START

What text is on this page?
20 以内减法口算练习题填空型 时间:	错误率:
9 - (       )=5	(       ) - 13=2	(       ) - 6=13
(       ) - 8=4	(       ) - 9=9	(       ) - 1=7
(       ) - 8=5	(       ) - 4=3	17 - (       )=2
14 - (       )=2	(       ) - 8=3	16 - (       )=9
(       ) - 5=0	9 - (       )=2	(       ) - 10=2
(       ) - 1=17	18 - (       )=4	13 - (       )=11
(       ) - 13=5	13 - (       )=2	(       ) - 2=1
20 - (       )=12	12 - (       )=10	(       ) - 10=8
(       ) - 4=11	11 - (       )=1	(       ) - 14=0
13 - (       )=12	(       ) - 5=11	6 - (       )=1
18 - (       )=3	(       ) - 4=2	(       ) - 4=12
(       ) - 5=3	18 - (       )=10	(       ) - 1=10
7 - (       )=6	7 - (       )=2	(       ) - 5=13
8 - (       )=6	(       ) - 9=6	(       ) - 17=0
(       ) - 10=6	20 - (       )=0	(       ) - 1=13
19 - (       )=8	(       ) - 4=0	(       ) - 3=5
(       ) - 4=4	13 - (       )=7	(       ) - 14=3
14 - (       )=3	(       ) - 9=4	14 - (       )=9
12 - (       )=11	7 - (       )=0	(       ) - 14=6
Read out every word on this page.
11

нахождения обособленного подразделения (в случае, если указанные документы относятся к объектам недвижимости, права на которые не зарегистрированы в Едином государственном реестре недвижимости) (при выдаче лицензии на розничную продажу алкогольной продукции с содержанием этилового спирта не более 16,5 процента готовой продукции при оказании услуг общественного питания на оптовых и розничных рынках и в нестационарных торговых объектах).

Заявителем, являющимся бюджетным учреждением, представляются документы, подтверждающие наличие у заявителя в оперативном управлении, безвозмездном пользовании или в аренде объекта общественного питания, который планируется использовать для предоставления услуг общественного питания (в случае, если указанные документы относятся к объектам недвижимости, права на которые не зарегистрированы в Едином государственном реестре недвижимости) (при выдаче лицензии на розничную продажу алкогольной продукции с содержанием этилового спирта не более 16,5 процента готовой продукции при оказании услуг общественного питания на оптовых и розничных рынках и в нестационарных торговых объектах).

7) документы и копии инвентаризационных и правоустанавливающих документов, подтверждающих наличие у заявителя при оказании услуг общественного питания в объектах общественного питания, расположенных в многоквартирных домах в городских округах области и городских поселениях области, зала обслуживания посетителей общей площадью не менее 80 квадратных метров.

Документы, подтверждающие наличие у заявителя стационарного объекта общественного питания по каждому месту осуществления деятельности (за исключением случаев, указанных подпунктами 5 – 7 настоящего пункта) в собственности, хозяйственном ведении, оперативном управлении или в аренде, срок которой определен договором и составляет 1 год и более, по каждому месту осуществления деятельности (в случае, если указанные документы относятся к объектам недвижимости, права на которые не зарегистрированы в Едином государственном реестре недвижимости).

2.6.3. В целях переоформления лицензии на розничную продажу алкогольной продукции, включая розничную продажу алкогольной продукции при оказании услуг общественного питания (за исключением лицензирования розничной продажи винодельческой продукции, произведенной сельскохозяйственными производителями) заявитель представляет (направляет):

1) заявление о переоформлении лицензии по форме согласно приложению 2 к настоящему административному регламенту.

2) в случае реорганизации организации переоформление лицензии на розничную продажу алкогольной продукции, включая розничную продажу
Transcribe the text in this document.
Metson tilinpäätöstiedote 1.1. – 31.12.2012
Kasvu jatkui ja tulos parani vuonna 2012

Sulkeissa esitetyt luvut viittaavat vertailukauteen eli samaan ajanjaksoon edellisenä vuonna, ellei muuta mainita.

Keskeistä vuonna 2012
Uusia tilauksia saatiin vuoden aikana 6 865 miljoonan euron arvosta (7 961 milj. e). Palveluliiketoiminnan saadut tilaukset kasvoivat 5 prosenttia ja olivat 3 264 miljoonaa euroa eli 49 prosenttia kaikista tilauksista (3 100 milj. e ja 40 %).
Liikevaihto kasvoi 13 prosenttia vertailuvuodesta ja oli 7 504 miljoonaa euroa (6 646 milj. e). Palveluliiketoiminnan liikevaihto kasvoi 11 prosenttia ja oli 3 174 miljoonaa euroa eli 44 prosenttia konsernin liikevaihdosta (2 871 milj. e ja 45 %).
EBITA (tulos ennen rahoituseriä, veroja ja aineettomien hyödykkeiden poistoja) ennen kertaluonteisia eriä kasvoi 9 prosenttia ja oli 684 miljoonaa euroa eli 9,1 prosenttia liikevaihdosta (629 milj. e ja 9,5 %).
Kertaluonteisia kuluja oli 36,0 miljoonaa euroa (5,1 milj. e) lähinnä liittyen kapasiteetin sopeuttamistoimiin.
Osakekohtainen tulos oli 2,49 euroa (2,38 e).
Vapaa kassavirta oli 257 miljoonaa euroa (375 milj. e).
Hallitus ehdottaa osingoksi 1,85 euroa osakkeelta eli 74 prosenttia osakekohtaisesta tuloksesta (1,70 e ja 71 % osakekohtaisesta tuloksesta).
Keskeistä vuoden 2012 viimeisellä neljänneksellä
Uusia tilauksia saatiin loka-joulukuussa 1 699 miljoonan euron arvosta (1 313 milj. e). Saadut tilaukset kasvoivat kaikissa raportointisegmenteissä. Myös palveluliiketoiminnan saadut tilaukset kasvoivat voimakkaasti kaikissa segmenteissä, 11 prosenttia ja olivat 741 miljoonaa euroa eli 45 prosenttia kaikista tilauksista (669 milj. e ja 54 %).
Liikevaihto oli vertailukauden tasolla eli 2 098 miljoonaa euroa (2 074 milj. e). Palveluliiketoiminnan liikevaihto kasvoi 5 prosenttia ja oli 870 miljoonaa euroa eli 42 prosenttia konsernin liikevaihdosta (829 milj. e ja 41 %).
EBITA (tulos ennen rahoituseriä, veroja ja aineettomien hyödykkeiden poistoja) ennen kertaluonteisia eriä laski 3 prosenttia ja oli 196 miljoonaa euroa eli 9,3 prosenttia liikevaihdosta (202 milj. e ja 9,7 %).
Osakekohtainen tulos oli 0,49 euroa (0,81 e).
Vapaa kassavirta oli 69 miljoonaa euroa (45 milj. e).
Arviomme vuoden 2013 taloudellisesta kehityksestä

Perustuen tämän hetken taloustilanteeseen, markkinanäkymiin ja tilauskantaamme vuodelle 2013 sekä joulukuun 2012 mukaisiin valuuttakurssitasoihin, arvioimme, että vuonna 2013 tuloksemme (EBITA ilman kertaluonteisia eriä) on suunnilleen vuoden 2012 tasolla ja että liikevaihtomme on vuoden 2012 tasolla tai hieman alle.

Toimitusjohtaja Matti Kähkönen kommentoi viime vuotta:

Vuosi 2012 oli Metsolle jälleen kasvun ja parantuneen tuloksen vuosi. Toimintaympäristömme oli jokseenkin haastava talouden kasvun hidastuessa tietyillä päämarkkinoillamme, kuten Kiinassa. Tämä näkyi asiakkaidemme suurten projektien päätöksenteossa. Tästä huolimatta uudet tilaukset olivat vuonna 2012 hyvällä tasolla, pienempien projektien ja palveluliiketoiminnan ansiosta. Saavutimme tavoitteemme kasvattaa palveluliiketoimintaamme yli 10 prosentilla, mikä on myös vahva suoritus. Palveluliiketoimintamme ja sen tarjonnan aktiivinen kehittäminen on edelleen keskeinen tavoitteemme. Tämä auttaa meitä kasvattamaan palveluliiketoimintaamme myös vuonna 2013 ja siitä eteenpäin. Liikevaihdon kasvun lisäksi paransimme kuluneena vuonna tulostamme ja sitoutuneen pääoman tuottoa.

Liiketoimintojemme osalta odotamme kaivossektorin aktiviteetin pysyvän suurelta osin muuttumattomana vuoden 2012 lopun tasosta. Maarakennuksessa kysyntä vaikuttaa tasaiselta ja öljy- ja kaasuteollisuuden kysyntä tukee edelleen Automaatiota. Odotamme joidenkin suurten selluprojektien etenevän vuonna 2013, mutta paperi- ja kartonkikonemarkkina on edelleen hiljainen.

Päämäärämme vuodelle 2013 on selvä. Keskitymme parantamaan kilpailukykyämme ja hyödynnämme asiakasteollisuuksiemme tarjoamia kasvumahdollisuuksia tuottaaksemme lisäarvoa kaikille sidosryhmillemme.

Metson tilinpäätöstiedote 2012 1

END

Count the lines of the material that include the word "rahoituseriä", then state only the total.

● **Answer in full**:
2